**TASK STATEMENT**: Write out the material exactly, leaving every picture behind.

------ INFORMATION SUPPLIED

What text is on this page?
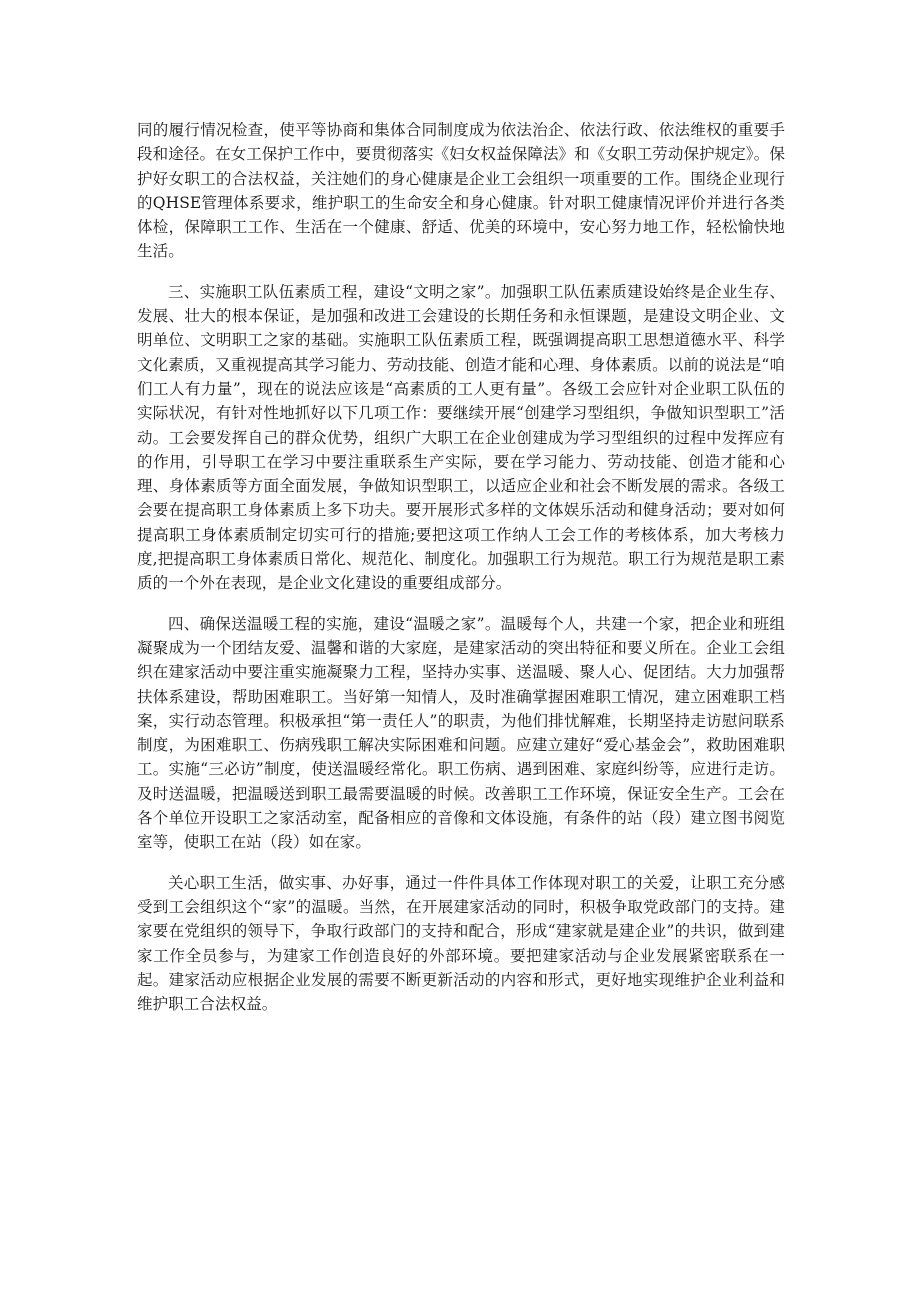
同的履行情况检查，使平等协商和集体合同制度成为依法治企、依法行政、依法维权的重要手段和途径。在女工保护工作中，要贯彻落实《妇女权益保障法》和《女职工劳动保护规定》。保护好女职工的合法权益，关注她们的身心健康是企业工会组织一项重要的工作。围绕企业现行的QHSE管理体系要求，维护职工的生命安全和身心健康。针对职工健康情况评价并进行各类体检，保障职工工作、生活在一个健康、舒适、优美的环境中，安心努力地工作，轻松愉快地生活。

三、实施职工队伍素质工程，建设“文明之家”。加强职工队伍素质建设始终是企业生存、发展、壮大的根本保证，是加强和改进工会建设的长期任务和永恒课题，是建设文明企业、文明单位、文明职工之家的基础。实施职工队伍素质工程，既强调提高职工思想道德水平、科学文化素质，又重视提高其学习能力、劳动技能、创造才能和心理、身体素质。以前的说法是“咱们工人有力量”，现在的说法应该是“高素质的工人更有量”。各级工会应针对企业职工队伍的实际状况，有针对性地抓好以下几项工作：要继续开展“创建学习型组织，争做知识型职工”活动。工会要发挥自己的群众优势，组织广大职工在企业创建成为学习型组织的过程中发挥应有的作用，引导职工在学习中要注重联系生产实际，要在学习能力、劳动技能、创造才能和心理、身体素质等方面全面发展，争做知识型职工，以适应企业和社会不断发展的需求。各级工会要在提高职工身体素质上多下功夫。要开展形式多样的文体娱乐活动和健身活动；要对如何提高职工身体素质制定切实可行的措施;要把这项工作纳人工会工作的考核体系，加大考核力度,把提高职工身体素质日常化、规范化、制度化。加强职工行为规范。职工行为规范是职工素质的一个外在表现，是企业文化建设的重要组成部分。

四、确保送温暖工程的实施，建设“温暖之家”。温暖每个人，共建一个家，把企业和班组凝聚成为一个团结友爱、温馨和谐的大家庭，是建家活动的突出特征和要义所在。企业工会组织在建家活动中要注重实施凝聚力工程，坚持办实事、送温暖、聚人心、促团结。大力加强帮扶体系建设，帮助困难职工。当好第一知情人，及时准确掌握困难职工情况，建立困难职工档案，实行动态管理。积极承担“第一责任人”的职责，为他们排忧解难，长期坚持走访慰问联系制度，为困难职工、伤病残职工解决实际困难和问题。应建立建好“爱心基金会”，救助困难职工。实施“三必访”制度，使送温暖经常化。职工伤病、遇到困难、家庭纠纷等，应进行走访。及时送温暖，把温暖送到职工最需要温暖的时候。改善职工工作环境，保证安全生产。工会在各个单位开设职工之家活动室，配备相应的音像和文体设施，有条件的站（段）建立图书阅览室等，使职工在站（段）如在家。

关心职工生活，做实事、办好事，通过一件件具体工作体现对职工的关爱，让职工充分感受到工会组织这个“家”的温暖。当然，在开展建家活动的同时，积极争取党政部门的支持。建家要在党组织的领导下，争取行政部门的支持和配合，形成“建家就是建企业”的共识，做到建家工作全员参与，为建家工作创造良好的外部环境。要把建家活动与企业发展紧密联系在一起。建家活动应根据企业发展的需要不断更新活动的内容和形式，更好地实现维护企业利益和维护职工合法权益。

------------

**PROBLEM SOLUTION**:
What text is on this page?
同的履行情况检查，使平等协商和集体合同制度成为依法治企、依法行政、依法维权的重要手段和途径。在女工保护工作中，要贯彻落实《妇女权益保障法》和《女职工劳动保护规定》。保护好女职工的合法权益，关注她们的身心健康是企业工会组织一项重要的工作。围绕企业现行的QHSE管理体系要求，维护职工的生命安全和身心健康。针对职工健康情况评价并进行各类体检，保障职工工作、生活在一个健康、舒适、优美的环境中，安心努力地工作，轻松愉快地生活。

三、实施职工队伍素质工程，建设“文明之家”。加强职工队伍素质建设始终是企业生存、发展、壮大的根本保证，是加强和改进工会建设的长期任务和永恒课题，是建设文明企业、文明单位、文明职工之家的基础。实施职工队伍素质工程，既强调提高职工思想道德水平、科学文化素质，又重视提高其学习能力、劳动技能、创造才能和心理、身体素质。以前的说法是“咱们工人有力量”，现在的说法应该是“高素质的工人更有量”。各级工会应针对企业职工队伍的实际状况，有针对性地抓好以下几项工作：要继续开展“创建学习型组织，争做知识型职工”活动。工会要发挥自己的群众优势，组织广大职工在企业创建成为学习型组织的过程中发挥应有的作用，引导职工在学习中要注重联系生产实际，要在学习能力、劳动技能、创造才能和心理、身体素质等方面全面发展，争做知识型职工，以适应企业和社会不断发展的需求。各级工会要在提高职工身体素质上多下功夫。要开展形式多样的文体娱乐活动和健身活动；要对如何提高职工身体素质制定切实可行的措施;要把这项工作纳人工会工作的考核体系，加大考核力度,把提高职工身体素质日常化、规范化、制度化。加强职工行为规范。职工行为规范是职工素质的一个外在表现，是企业文化建设的重要组成部分。

四、确保送温暖工程的实施，建设“温暖之家”。温暖每个人，共建一个家，把企业和班组凝聚成为一个团结友爱、温馨和谐的大家庭，是建家活动的突出特征和要义所在。企业工会组织在建家活动中要注重实施凝聚力工程，坚持办实事、送温暖、聚人心、促团结。大力加强帮扶体系建设，帮助困难职工。当好第一知情人，及时准确掌握困难职工情况，建立困难职工档案，实行动态管理。积极承担“第一责任人”的职责，为他们排忧解难，长期坚持走访慰问联系制度，为困难职工、伤病残职工解决实际困难和问题。应建立建好“爱心基金会”，救助困难职工。实施“三必访”制度，使送温暖经常化。职工伤病、遇到困难、家庭纠纷等，应进行走访。及时送温暖，把温暖送到职工最需要温暖的时候。改善职工工作环境，保证安全生产。工会在各个单位开设职工之家活动室，配备相应的音像和文体设施，有条件的站（段）建立图书阅览室等，使职工在站（段）如在家。

关心职工生活，做实事、办好事，通过一件件具体工作体现对职工的关爱，让职工充分感受到工会组织这个“家”的温暖。当然，在开展建家活动的同时，积极争取党政部门的支持。建家要在党组织的领导下，争取行政部门的支持和配合，形成“建家就是建企业”的共识，做到建家工作全员参与，为建家工作创造良好的外部环境。要把建家活动与企业发展紧密联系在一起。建家活动应根据企业发展的需要不断更新活动的内容和形式，更好地实现维护企业利益和维护职工合法权益。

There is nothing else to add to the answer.